Она счастливо смеялась, краснея от посторонних, тянула графа в дом. С того времени всё в Грузине было подчинено только ее желаниям и приказам. Анастасии Минкиной шел 28-й год. Мальчик родился здоровым и крещен был Михаилом. Тут же приставили к нему кормилицу из соседней деревни.

Порой уставал граф от своей Настёньки, и это она, как женщина, мигом сознавала. И старалась придумать нечто, что заставляло хозяина каждый раз по-новому глядеть на нее. То новый наряд наденет, из Парижа только что присланный. То предложит ему дорогу построить новую. То вдруг сообщит, что желает грамоте учиться – и он зовет для нее лучших учителей из Питера. А спустя месяц подсунет ему письмо в конверте – то-то граф удивится, какие слова выучила писать его Настёнька, как зовет он ее, когда они наедине.

Граф будет хранить эти письма и сотни раз перечитывать после смерти своей возлюбленной. Писем сохранится двенадцать, за 1809-й и за 1819–1820 годы. Почему так? А очень просто. В 1809 году, после рождения сына, ее влияние на Аракчеева было так велико, что он разными тайными махинациями обеспечил ей дворянство под фамилией Шуйская – задним числом выдал ее замуж за только что почившего польского шляхтича. Делал это он, конечно, в первую очередь ради сына – думал о том, что карьера его должна быть при дворе. В 1821 году, когда Мишеньке исполнилось двенадцать, Аракчеев отправил его в Петербургский пажеский корпус. Там постоянно его проведывал, всячески балуя.

Настасья свою благодарность за дворянский титул выразила письменно. Граф плакал, читая это любовное признание с грамматическими ошибками. Впрочем, ошибок в письмах было на удивление мало. Это и заставит позднее исследователей усомниться в авторстве фаворитки. И дело даже не в грамматических ошибках, а в самом литературном стиле, слишком уже высоком для такой личности, как Настасья Минкина-Шуйская. И докопаются историки, найдут подтверждение, что письма писал по ее указке один из учителей питерских, а она только переводила на свои каракули, так глубоко трогавшие и приводившие в восхищение Аракчеева. Но будет это уже после смерти Настёньки и после смерти самого графа.

Строки данных:
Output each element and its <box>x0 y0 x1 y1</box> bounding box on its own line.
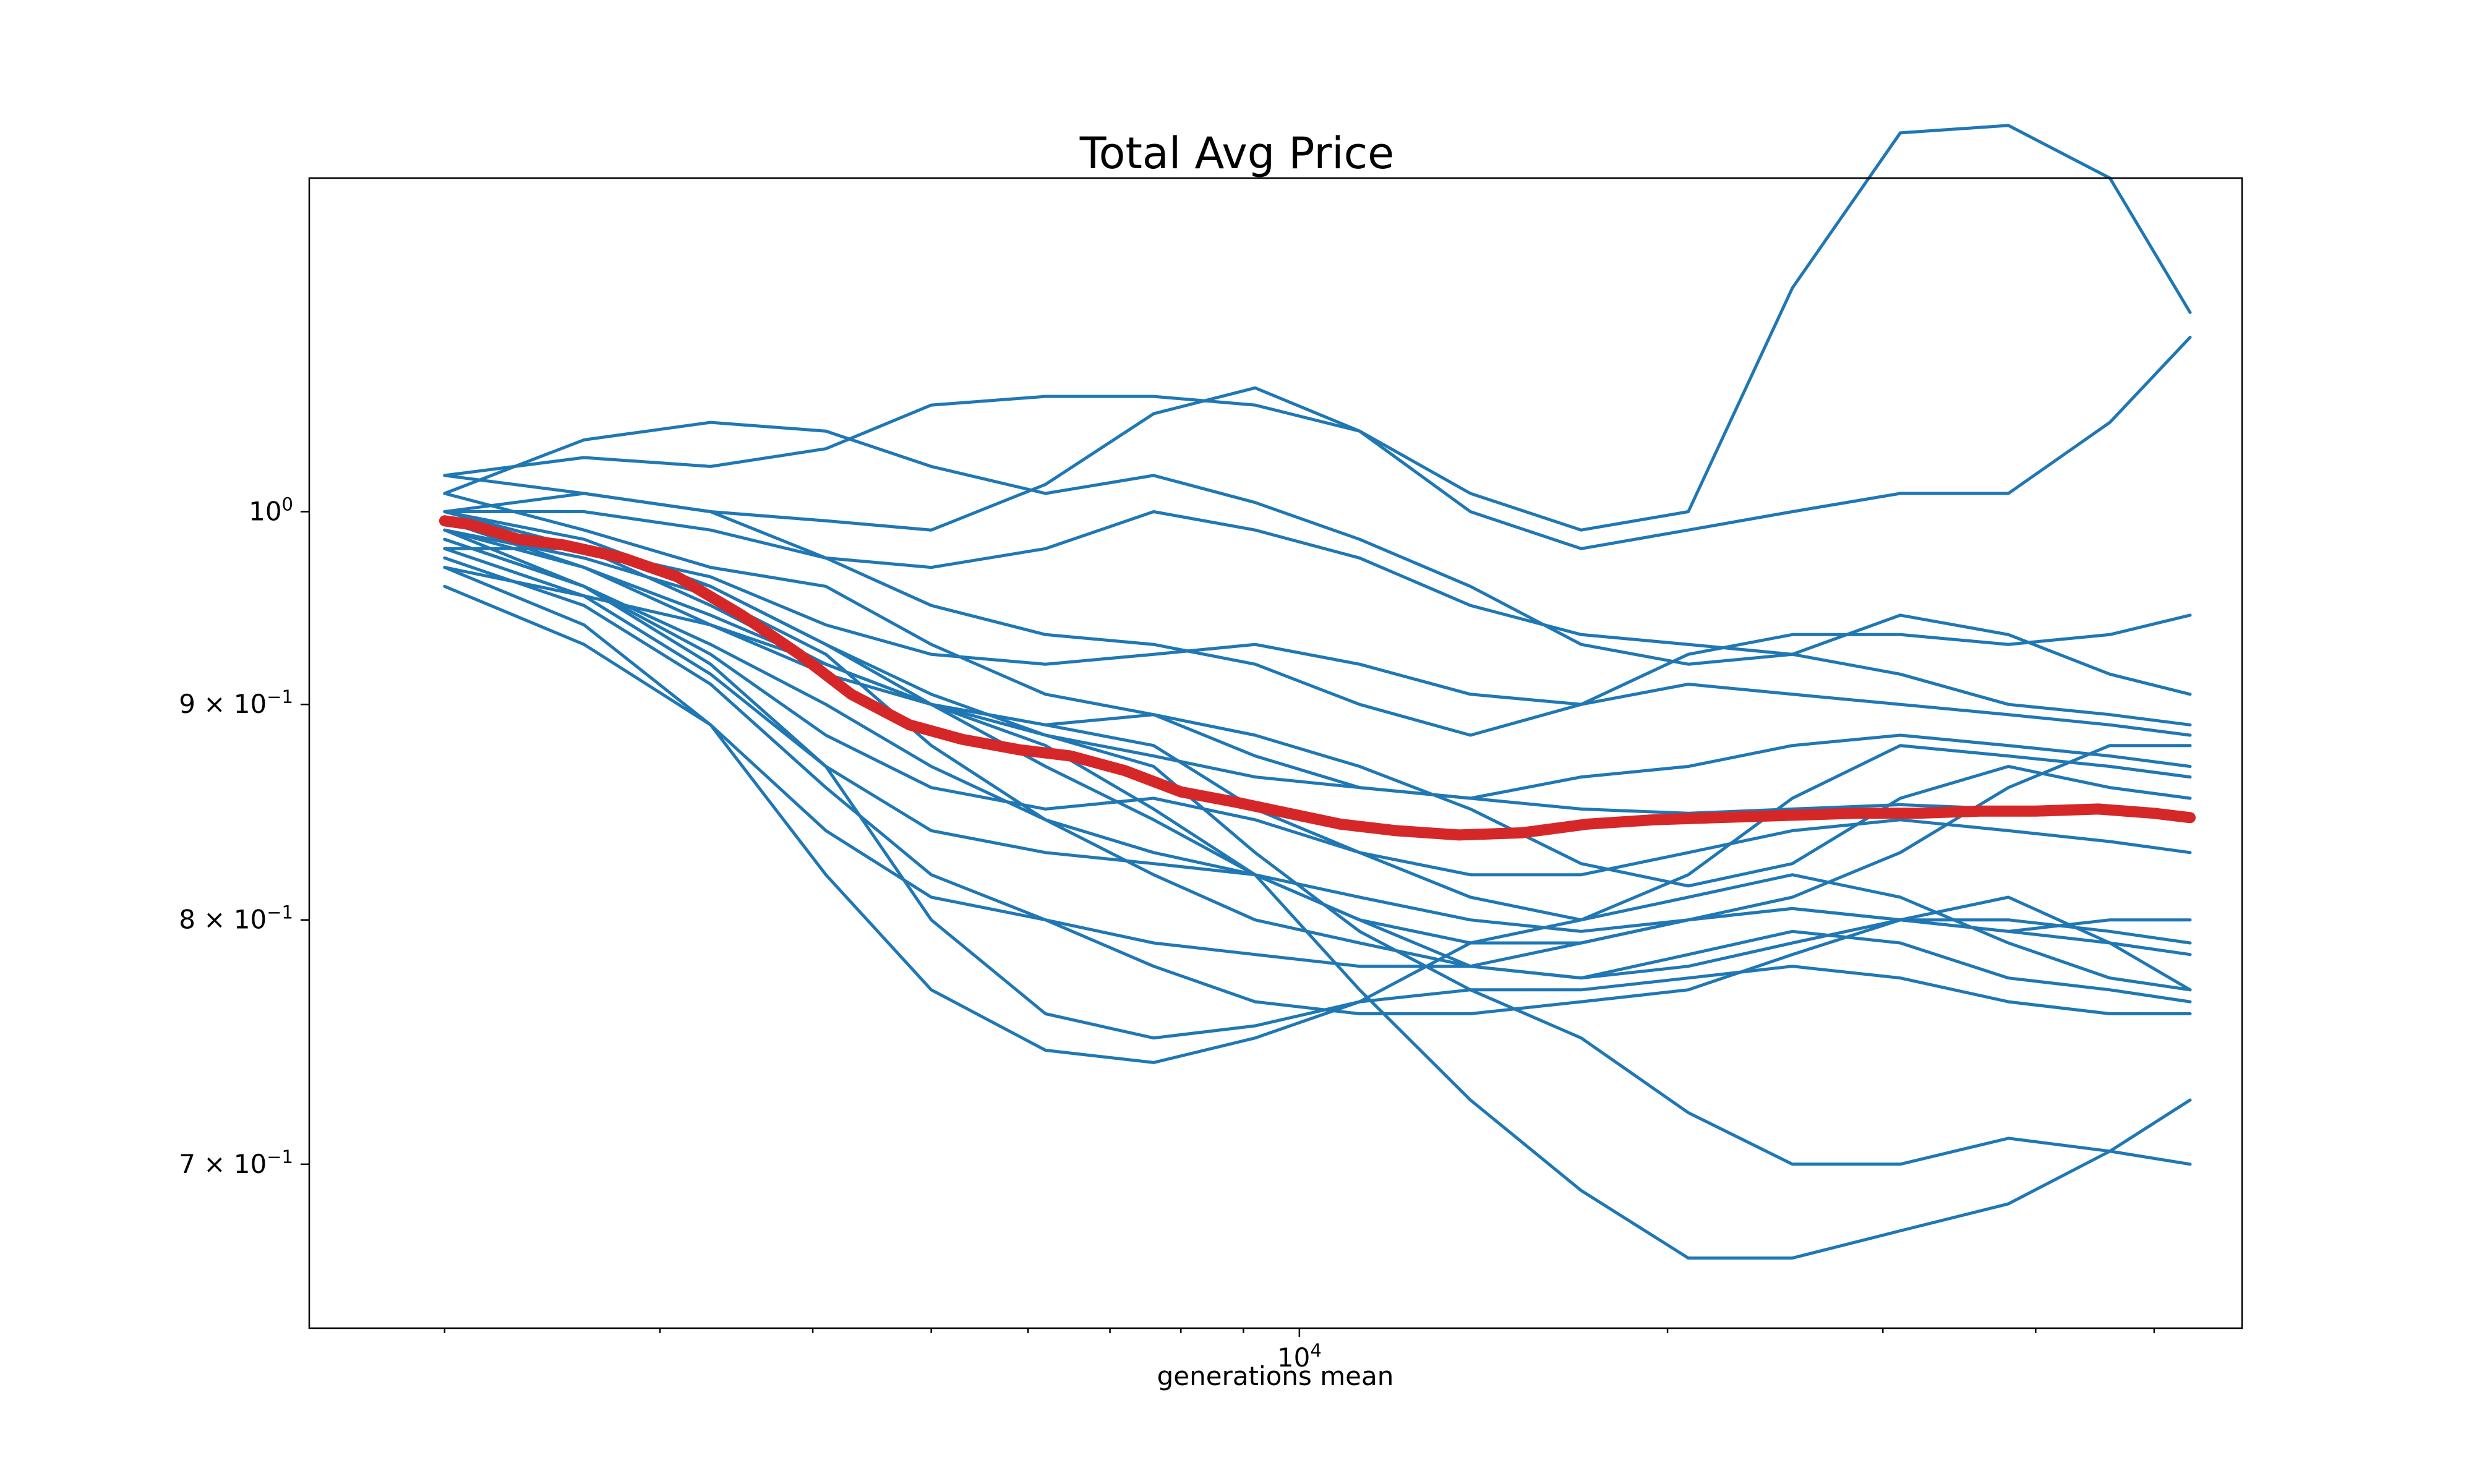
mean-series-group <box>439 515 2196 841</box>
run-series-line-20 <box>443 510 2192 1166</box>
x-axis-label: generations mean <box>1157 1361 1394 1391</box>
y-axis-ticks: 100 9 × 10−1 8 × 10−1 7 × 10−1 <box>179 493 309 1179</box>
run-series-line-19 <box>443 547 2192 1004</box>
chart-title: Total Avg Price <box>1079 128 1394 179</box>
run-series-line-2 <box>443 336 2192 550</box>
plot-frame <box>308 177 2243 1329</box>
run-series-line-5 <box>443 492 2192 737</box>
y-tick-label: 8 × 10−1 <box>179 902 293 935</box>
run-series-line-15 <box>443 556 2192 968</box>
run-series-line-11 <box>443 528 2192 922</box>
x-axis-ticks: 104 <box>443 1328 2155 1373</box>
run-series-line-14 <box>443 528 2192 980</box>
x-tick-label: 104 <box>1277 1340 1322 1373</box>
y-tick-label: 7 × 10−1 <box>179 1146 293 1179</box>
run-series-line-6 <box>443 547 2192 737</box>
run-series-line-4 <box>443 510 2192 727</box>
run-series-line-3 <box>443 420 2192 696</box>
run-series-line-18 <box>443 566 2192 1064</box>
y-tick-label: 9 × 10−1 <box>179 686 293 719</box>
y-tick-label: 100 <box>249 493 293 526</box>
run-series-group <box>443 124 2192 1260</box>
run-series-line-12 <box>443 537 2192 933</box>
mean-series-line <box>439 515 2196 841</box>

==

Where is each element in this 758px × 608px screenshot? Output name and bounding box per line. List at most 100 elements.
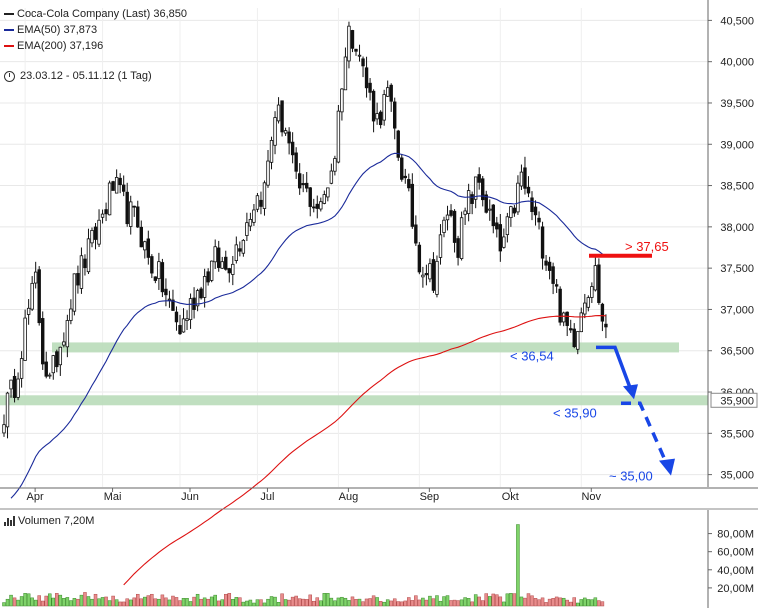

Задания для выполнения:
[1] Преобразуйте в таблицу Markdown с колонками «Номер» и «Строка» строки данных от строки, содержащей «Output each element», до строки, содержащей «run-series-line-18 <box>443 566», включительно, пропустив пустые строки. Изображения в ответ не включайте.
[2] Продолжите текст об Аракчееве и Настасье Минкиной после его последнего предложения.

Ответы на задания:
[1]
| Номер | Строка |
|---|---|
| 1 | Output each element and its <box>x0 y0 x1 y1</box> bounding box on its own line. |
| 2 | mean-series-group <box>439 515 2196 841</box> |
| 3 | run-series-line-20 <box>443 510 2192 1166</box> |
| 4 | x-axis-label: generations mean <box>1157 1361 1394 1391</box> |
| 5 | y-axis-ticks: 100 9 × 10−1 8 × 10−1 7 × 10−1 <box>179 493 309 1179</box> |
| 6 | run-series-line-19 <box>443 547 2192 1004</box> |
| 7 | chart-title: Total Avg Price <box>1079 128 1394 179</box> |
| 8 | run-series-line-2 <box>443 336 2192 550</box> |
| 9 | plot-frame <box>308 177 2243 1329</box> |
| 10 | run-series-line-5 <box>443 492 2192 737</box> |
| 11 | y-tick-label: 8 × 10−1 <box>179 902 293 935</box> |
| 12 | run-series-line-15 <box>443 556 2192 968</box> |
| 13 | run-series-line-11 <box>443 528 2192 922</box> |
| 14 | x-axis-ticks: 104 <box>443 1328 2155 1373</box> |
| 15 | run-series-line-14 <box>443 528 2192 980</box> |
| 16 | x-tick-label: 104 <box>1277 1340 1322 1373</box> |
| 17 | y-tick-label: 7 × 10−1 <box>179 1146 293 1179</box> |
| 18 | run-series-line-6 <box>443 547 2192 737</box> |
| 19 | run-series-line-4 <box>443 510 2192 727</box> |
| 20 | run-series-line-3 <box>443 420 2192 696</box> |
| 21 | run-series-line-18 <box>443 566 2192 1064</box> |

[2]
Шуйская очень быстро стала незаменимой в графском доме. В особой кухне она по-прежнему готовила для него обед. Получала уже 2400 рублей, зимы проводила в Петербурге, остальное время года – в Грузине, куда все чаще приезжали именитые гости. К тому времени все, что Аракчеев хотел переделать, было закончено строительством. Имение было приведено в образцовый порядок. Посетивший имение историк Н. Карамзин писал, что даже в Европе он не встречал такого великолепия. Каменный дворец, возводимый лучшими архитекторами Европы, был закончен к 1806 году.

Сиял золотом огромный Андреевский собор, фонтаны били в зеркальных беседках, на дорожках ни соринки, в доме – ни пылинки. Приехал посмотреть на владения графа и император Александр I.

Домоправительница дворянских кровей Анастасия Федоровна Шуйская была представлена государю-императору. Царь все понял, но ничего против не сказал, хотя и старался общаться только с графом. Свита тоже все поняла, и с тех пор любой сановник мог попасть к всесильному Аракчееву только с соизволения «злой Наськи», как они стали величать ее за глаза.

Конечно, странно, что полуграмотная деревенская девка сумела войти в полное доверие военного министра. Впрочем, бывали и потом похожие истории на Руси. Как говорится, сердцу не прикажешь, а если Бог захочет наказать, то отнимет разум.

10-го сентября 1825 года случилось страшное. В очередном припадке ярости «злая Наська» истыкала ножом лицо дворовой девки. Вечером в барские покои ворвался жених этой девицы и тем же ножом отрезал Анастасии голову. Граф едва не сошел с ума. И только несколько дней, проведенных в Юрьевом монастыре, слегка осветлили его разум, и он, вернувшись, устроил великую разборку, казня всех правых и виноватых.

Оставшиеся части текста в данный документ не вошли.